[Recorded data]
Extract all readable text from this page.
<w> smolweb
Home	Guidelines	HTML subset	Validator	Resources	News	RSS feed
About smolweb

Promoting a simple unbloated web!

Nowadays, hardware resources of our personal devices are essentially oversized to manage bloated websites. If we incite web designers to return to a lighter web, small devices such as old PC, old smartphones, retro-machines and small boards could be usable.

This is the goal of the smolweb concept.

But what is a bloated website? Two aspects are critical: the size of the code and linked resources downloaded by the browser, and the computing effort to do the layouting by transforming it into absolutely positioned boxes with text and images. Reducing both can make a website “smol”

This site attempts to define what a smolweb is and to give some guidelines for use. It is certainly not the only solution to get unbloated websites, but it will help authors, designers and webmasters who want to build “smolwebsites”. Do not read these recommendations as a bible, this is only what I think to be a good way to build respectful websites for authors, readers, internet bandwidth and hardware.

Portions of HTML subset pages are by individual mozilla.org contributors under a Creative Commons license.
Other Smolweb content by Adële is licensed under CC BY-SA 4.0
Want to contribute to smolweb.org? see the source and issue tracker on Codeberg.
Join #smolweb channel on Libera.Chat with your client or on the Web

---

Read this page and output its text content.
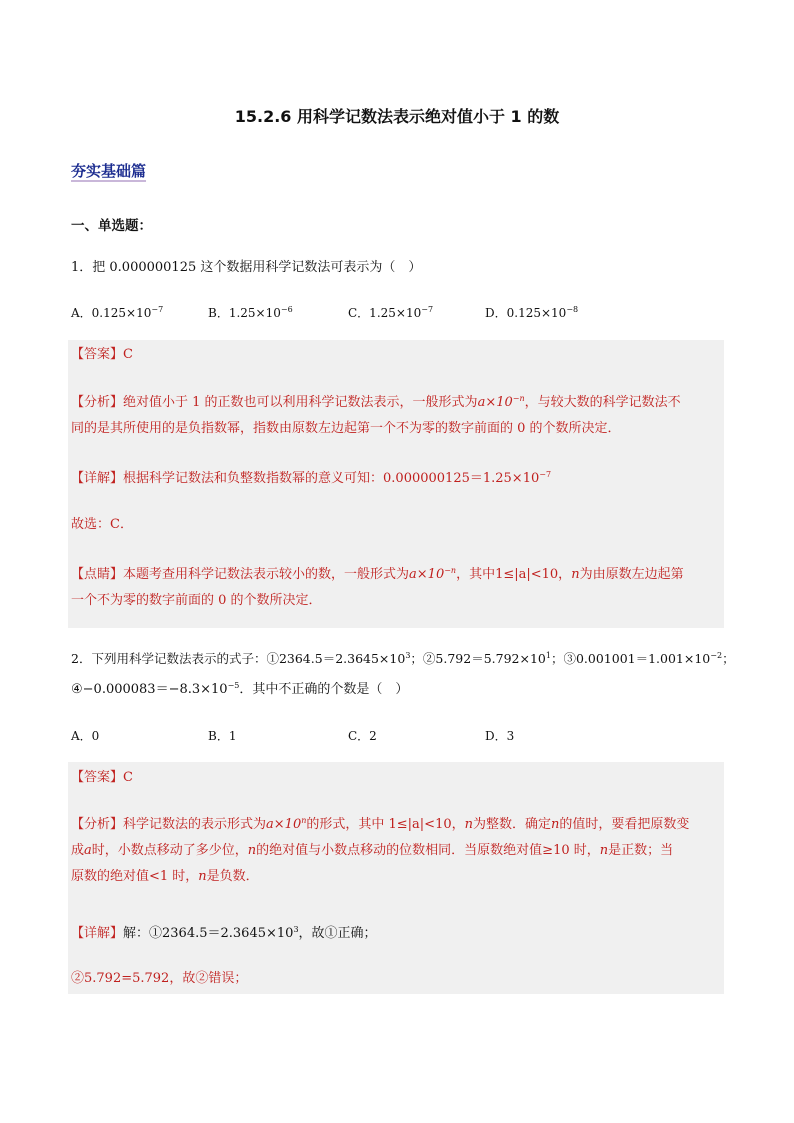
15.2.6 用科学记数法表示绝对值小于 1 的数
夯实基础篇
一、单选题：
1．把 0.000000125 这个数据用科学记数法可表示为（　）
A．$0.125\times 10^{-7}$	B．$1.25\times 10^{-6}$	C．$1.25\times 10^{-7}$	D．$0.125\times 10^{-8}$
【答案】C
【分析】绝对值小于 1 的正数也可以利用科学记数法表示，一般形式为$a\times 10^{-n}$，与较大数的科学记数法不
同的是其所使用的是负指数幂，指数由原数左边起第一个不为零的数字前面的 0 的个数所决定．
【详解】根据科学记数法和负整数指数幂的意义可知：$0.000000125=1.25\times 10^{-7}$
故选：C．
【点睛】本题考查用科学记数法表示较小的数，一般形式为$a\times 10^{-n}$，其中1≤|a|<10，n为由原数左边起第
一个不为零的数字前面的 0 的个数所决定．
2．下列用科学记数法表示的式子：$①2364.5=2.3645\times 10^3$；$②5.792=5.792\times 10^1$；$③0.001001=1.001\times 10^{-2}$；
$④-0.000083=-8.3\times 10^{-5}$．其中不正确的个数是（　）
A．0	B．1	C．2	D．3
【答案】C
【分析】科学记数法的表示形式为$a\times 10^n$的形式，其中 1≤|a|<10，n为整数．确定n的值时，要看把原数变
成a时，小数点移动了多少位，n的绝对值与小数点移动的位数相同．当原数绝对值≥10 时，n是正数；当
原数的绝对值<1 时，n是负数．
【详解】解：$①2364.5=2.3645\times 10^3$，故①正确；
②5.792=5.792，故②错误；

AIM OF THE TASK: Track down every line holding the string "under" and copy it.

THE COMPLETED TASK:
Portions of HTML subset pages are by individual mozilla.org contributors under a Creative Commons license.
Other Smolweb content by Adële is licensed under CC BY-SA 4.0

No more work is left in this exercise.